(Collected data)
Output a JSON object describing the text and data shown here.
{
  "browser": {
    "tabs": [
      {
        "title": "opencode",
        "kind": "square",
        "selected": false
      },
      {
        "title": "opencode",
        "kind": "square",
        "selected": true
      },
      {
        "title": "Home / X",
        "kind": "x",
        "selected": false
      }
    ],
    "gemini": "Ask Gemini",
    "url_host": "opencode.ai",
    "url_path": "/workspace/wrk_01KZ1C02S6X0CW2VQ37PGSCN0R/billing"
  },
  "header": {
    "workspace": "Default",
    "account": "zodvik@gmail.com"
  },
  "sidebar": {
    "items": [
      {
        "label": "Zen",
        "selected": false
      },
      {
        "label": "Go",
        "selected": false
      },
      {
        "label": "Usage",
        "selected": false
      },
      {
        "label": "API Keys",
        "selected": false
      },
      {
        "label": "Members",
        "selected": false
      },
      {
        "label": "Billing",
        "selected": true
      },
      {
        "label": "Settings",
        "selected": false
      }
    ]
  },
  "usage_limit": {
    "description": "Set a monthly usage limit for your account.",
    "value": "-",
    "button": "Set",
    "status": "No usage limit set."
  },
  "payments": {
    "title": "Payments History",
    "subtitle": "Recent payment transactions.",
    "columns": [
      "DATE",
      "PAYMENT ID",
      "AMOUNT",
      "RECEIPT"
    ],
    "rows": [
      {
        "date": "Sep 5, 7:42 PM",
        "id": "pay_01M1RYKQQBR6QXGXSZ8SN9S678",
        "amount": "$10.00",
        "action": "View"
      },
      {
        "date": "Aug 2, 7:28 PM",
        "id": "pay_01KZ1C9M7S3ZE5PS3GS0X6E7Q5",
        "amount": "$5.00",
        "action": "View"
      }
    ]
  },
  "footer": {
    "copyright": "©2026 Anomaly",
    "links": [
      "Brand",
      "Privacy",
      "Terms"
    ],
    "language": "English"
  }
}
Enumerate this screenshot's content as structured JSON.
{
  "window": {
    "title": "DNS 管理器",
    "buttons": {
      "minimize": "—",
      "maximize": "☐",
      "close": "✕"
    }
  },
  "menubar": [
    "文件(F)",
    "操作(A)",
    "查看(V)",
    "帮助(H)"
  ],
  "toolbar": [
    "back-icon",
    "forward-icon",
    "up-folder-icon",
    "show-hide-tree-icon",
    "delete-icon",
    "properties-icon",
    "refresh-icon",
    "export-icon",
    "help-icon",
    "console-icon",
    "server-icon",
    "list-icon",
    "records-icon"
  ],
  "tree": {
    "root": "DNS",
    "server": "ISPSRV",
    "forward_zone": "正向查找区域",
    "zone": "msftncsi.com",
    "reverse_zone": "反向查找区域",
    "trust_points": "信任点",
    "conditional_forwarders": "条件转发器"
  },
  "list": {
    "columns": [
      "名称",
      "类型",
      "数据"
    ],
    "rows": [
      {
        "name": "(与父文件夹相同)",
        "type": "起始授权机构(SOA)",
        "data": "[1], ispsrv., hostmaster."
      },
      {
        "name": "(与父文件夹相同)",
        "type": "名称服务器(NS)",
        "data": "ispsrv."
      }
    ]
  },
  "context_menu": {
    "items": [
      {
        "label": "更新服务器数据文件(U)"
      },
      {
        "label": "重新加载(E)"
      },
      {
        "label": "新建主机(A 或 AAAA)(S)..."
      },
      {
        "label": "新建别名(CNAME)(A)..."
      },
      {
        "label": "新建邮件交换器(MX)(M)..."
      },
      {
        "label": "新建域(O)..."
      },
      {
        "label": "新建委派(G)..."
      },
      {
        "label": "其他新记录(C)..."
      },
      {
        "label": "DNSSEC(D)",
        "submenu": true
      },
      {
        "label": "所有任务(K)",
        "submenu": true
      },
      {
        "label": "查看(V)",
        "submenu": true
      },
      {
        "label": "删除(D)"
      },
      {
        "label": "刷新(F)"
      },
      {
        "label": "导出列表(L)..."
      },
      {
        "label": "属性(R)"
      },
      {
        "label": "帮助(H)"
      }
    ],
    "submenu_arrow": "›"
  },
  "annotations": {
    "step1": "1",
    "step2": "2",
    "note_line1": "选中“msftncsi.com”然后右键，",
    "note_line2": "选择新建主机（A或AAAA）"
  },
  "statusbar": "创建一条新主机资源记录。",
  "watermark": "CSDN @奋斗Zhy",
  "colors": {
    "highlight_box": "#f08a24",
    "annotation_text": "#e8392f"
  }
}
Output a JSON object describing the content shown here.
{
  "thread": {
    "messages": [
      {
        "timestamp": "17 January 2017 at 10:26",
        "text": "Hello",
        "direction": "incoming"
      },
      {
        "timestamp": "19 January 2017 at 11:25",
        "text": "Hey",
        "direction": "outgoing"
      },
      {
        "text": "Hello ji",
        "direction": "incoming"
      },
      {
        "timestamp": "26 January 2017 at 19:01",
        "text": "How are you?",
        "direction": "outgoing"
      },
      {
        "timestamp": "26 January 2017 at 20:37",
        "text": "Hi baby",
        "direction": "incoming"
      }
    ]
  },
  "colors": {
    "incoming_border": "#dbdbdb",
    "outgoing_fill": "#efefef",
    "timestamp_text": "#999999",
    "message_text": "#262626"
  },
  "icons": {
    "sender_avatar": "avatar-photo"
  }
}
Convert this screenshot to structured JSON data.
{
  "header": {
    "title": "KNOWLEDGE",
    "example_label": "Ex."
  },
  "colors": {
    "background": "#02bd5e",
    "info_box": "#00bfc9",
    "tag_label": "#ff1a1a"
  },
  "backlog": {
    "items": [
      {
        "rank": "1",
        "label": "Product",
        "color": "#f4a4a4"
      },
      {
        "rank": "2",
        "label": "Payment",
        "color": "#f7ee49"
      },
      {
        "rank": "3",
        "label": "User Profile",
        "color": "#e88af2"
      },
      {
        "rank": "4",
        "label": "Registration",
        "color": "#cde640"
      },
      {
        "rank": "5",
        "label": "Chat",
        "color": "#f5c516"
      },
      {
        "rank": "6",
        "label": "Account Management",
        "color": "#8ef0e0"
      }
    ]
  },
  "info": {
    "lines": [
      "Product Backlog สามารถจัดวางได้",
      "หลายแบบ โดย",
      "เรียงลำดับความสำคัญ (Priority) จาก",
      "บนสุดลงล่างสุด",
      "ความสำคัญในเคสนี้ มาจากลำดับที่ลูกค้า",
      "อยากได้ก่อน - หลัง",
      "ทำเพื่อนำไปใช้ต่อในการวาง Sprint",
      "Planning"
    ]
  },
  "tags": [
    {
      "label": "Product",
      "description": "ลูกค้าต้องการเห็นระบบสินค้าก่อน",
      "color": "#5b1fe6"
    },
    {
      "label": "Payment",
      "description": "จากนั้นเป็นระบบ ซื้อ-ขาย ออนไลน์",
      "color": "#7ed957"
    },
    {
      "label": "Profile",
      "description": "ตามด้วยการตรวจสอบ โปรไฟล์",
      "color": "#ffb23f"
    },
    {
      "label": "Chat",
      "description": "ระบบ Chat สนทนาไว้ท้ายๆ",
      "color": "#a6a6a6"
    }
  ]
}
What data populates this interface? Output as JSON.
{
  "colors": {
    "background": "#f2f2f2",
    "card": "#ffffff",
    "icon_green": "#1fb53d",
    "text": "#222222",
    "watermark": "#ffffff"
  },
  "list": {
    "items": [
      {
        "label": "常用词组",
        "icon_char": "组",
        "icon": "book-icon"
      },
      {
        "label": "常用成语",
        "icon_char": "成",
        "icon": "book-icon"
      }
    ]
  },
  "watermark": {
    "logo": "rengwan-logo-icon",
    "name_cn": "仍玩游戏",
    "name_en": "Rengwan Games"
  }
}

To do. Print all the data exactly.

Expected output.
Output a JSON object describing the text and data shown here.
{
  "browser": {
    "tabs": [
      {
        "title": "opencode",
        "kind": "square",
        "selected": false
      },
      {
        "title": "opencode",
        "kind": "square",
        "selected": true
      },
      {
        "title": "Home / X",
        "kind": "x",
        "selected": false
      }
    ],
    "gemini": "Ask Gemini",
    "url_host": "opencode.ai",
    "url_path": "/workspace/wrk_01KZ1C02S6X0CW2VQ37PGSCN0R/billing"
  },
  "header": {
    "workspace": "Default",
    "account": "zodvik@gmail.com"
  },
  "sidebar": {
    "items": [
      {
        "label": "Zen",
        "selected": false
      },
      {
        "label": "Go",
        "selected": false
      },
      {
        "label": "Usage",
        "selected": false
      },
      {
        "label": "API Keys",
        "selected": false
      },
      {
        "label": "Members",
        "selected": false
      },
      {
        "label": "Billing",
        "selected": true
      },
      {
        "label": "Settings",
        "selected": false
      }
    ]
  },
  "usage_limit": {
    "description": "Set a monthly usage limit for your account.",
    "value": "-",
    "button": "Set",
    "status": "No usage limit set."
  },
  "payments": {
    "title": "Payments History",
    "subtitle": "Recent payment transactions.",
    "columns": [
      "DATE",
      "PAYMENT ID",
      "AMOUNT",
      "RECEIPT"
    ],
    "rows": [
      {
        "date": "Sep 5, 7:42 PM",
        "id": "pay_01M1RYKQQBR6QXGXSZ8SN9S678",
        "amount": "$10.00",
        "action": "View"
      },
      {
        "date": "Aug 2, 7:28 PM",
        "id": "pay_01KZ1C9M7S3ZE5PS3GS0X6E7Q5",
        "amount": "$5.00",
        "action": "View"
      }
    ]
  },
  "footer": {
    "copyright": "©2026 Anomaly",
    "links": [
      "Brand",
      "Privacy",
      "Terms"
    ],
    "language": "English"
  }
}
Enumerate this screenshot's content as structured JSON.
{
  "window": {
    "title": "DNS 管理器",
    "buttons": {
      "minimize": "—",
      "maximize": "☐",
      "close": "✕"
    }
  },
  "menubar": [
    "文件(F)",
    "操作(A)",
    "查看(V)",
    "帮助(H)"
  ],
  "toolbar": [
    "back-icon",
    "forward-icon",
    "up-folder-icon",
    "show-hide-tree-icon",
    "delete-icon",
    "properties-icon",
    "refresh-icon",
    "export-icon",
    "help-icon",
    "console-icon",
    "server-icon",
    "list-icon",
    "records-icon"
  ],
  "tree": {
    "root": "DNS",
    "server": "ISPSRV",
    "forward_zone": "正向查找区域",
    "zone": "msftncsi.com",
    "reverse_zone": "反向查找区域",
    "trust_points": "信任点",
    "conditional_forwarders": "条件转发器"
  },
  "list": {
    "columns": [
      "名称",
      "类型",
      "数据"
    ],
    "rows": [
      {
        "name": "(与父文件夹相同)",
        "type": "起始授权机构(SOA)",
        "data": "[1], ispsrv., hostmaster."
      },
      {
        "name": "(与父文件夹相同)",
        "type": "名称服务器(NS)",
        "data": "ispsrv."
      }
    ]
  },
  "context_menu": {
    "items": [
      {
        "label": "更新服务器数据文件(U)"
      },
      {
        "label": "重新加载(E)"
      },
      {
        "label": "新建主机(A 或 AAAA)(S)..."
      },
      {
        "label": "新建别名(CNAME)(A)..."
      },
      {
        "label": "新建邮件交换器(MX)(M)..."
      },
      {
        "label": "新建域(O)..."
      },
      {
        "label": "新建委派(G)..."
      },
      {
        "label": "其他新记录(C)..."
      },
      {
        "label": "DNSSEC(D)",
        "submenu": true
      },
      {
        "label": "所有任务(K)",
        "submenu": true
      },
      {
        "label": "查看(V)",
        "submenu": true
      },
      {
        "label": "删除(D)"
      },
      {
        "label": "刷新(F)"
      },
      {
        "label": "导出列表(L)..."
      },
      {
        "label": "属性(R)"
      },
      {
        "label": "帮助(H)"
      }
    ],
    "submenu_arrow": "›"
  },
  "annotations": {
    "step1": "1",
    "step2": "2",
    "note_line1": "选中“msftncsi.com”然后右键，",
    "note_line2": "选择新建主机（A或AAAA）"
  },
  "statusbar": "创建一条新主机资源记录。",
  "watermark": "CSDN @奋斗Zhy",
  "colors": {
    "highlight_box": "#f08a24",
    "annotation_text": "#e8392f"
  }
}
Output a JSON object describing the content shown here.
{
  "thread": {
    "messages": [
      {
        "timestamp": "17 January 2017 at 10:26",
        "text": "Hello",
        "direction": "incoming"
      },
      {
        "timestamp": "19 January 2017 at 11:25",
        "text": "Hey",
        "direction": "outgoing"
      },
      {
        "text": "Hello ji",
        "direction": "incoming"
      },
      {
        "timestamp": "26 January 2017 at 19:01",
        "text": "How are you?",
        "direction": "outgoing"
      },
      {
        "timestamp": "26 January 2017 at 20:37",
        "text": "Hi baby",
        "direction": "incoming"
      }
    ]
  },
  "colors": {
    "incoming_border": "#dbdbdb",
    "outgoing_fill": "#efefef",
    "timestamp_text": "#999999",
    "message_text": "#262626"
  },
  "icons": {
    "sender_avatar": "avatar-photo"
  }
}
Convert this screenshot to structured JSON data.
{
  "header": {
    "title": "KNOWLEDGE",
    "example_label": "Ex."
  },
  "colors": {
    "background": "#02bd5e",
    "info_box": "#00bfc9",
    "tag_label": "#ff1a1a"
  },
  "backlog": {
    "items": [
      {
        "rank": "1",
        "label": "Product",
        "color": "#f4a4a4"
      },
      {
        "rank": "2",
        "label": "Payment",
        "color": "#f7ee49"
      },
      {
        "rank": "3",
        "label": "User Profile",
        "color": "#e88af2"
      },
      {
        "rank": "4",
        "label": "Registration",
        "color": "#cde640"
      },
      {
        "rank": "5",
        "label": "Chat",
        "color": "#f5c516"
      },
      {
        "rank": "6",
        "label": "Account Management",
        "color": "#8ef0e0"
      }
    ]
  },
  "info": {
    "lines": [
      "Product Backlog สามารถจัดวางได้",
      "หลายแบบ โดย",
      "เรียงลำดับความสำคัญ (Priority) จาก",
      "บนสุดลงล่างสุด",
      "ความสำคัญในเคสนี้ มาจากลำดับที่ลูกค้า",
      "อยากได้ก่อน - หลัง",
      "ทำเพื่อนำไปใช้ต่อในการวาง Sprint",
      "Planning"
    ]
  },
  "tags": [
    {
      "label": "Product",
      "description": "ลูกค้าต้องการเห็นระบบสินค้าก่อน",
      "color": "#5b1fe6"
    },
    {
      "label": "Payment",
      "description": "จากนั้นเป็นระบบ ซื้อ-ขาย ออนไลน์",
      "color": "#7ed957"
    },
    {
      "label": "Profile",
      "description": "ตามด้วยการตรวจสอบ โปรไฟล์",
      "color": "#ffb23f"
    },
    {
      "label": "Chat",
      "description": "ระบบ Chat สนทนาไว้ท้ายๆ",
      "color": "#a6a6a6"
    }
  ]
}
What data populates this interface? Output as JSON.
{
  "colors": {
    "background": "#f2f2f2",
    "card": "#ffffff",
    "icon_green": "#1fb53d",
    "text": "#222222",
    "watermark": "#ffffff"
  },
  "list": {
    "items": [
      {
        "label": "常用词组",
        "icon_char": "组",
        "icon": "book-icon"
      },
      {
        "label": "常用成语",
        "icon_char": "成",
        "icon": "book-icon"
      }
    ]
  },
  "watermark": {
    "logo": "rengwan-logo-icon",
    "name_cn": "仍玩游戏",
    "name_en": "Rengwan Games"
  }
}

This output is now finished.